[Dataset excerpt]
---+---
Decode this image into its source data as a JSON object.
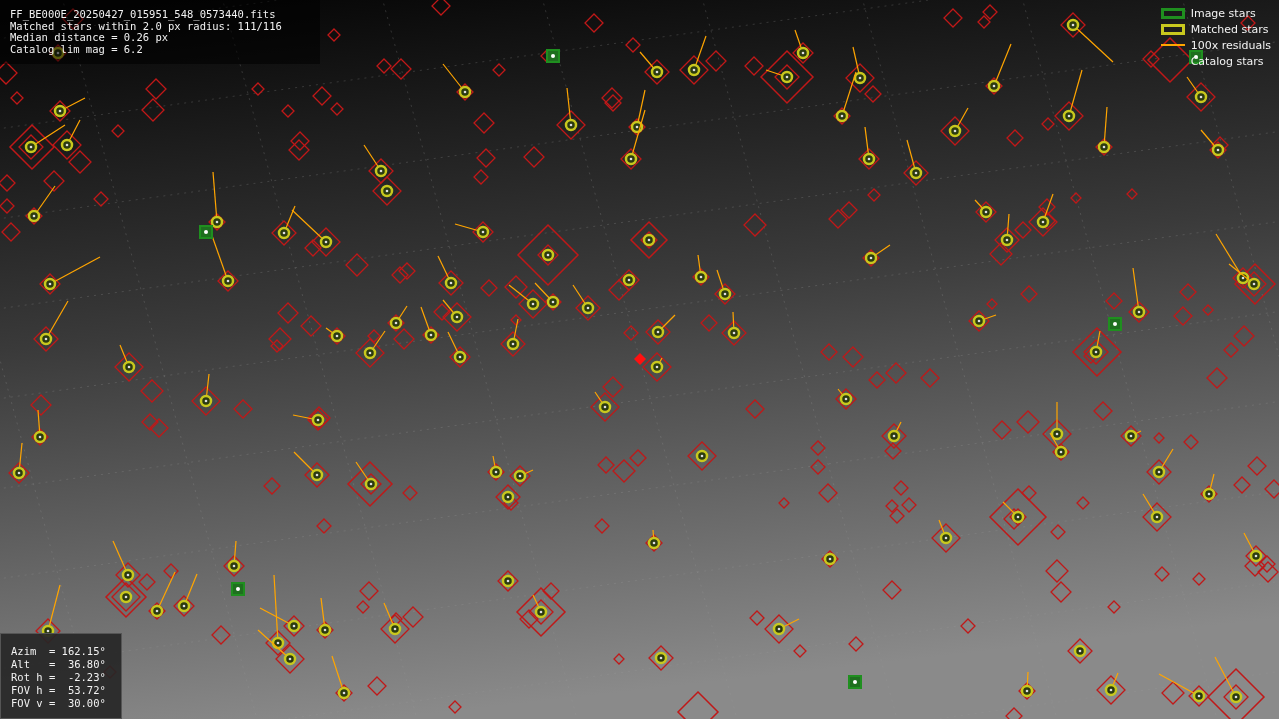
{
  "header": {
    "lines": [
      "FF_BE000E_20250427_015951_548_0573440.fits",
      "Matched stars within 2.0 px radius: 111/116",
      "Median distance = 0.26 px",
      "Catalog lim mag = 6.2"
    ]
  },
  "legend": [
    {
      "label": "Image stars",
      "kind": "box",
      "color": "#1f8f1f"
    },
    {
      "label": "Matched stars",
      "kind": "box",
      "color": "#c8c81e"
    },
    {
      "label": "100x residuals",
      "kind": "line",
      "color": "#ffa500"
    },
    {
      "label": "Catalog stars",
      "kind": "none"
    }
  ],
  "pointing": {
    "lines": [
      "Azim  = 162.15°",
      "Alt   =  36.80°",
      "Rot h =  -2.23°",
      "FOV h =  53.72°",
      "FOV v =  30.00°"
    ]
  }
}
---+---
Requirements
Using the material above, count the lines containing the word "color". Reply with the number alone.

Task response
3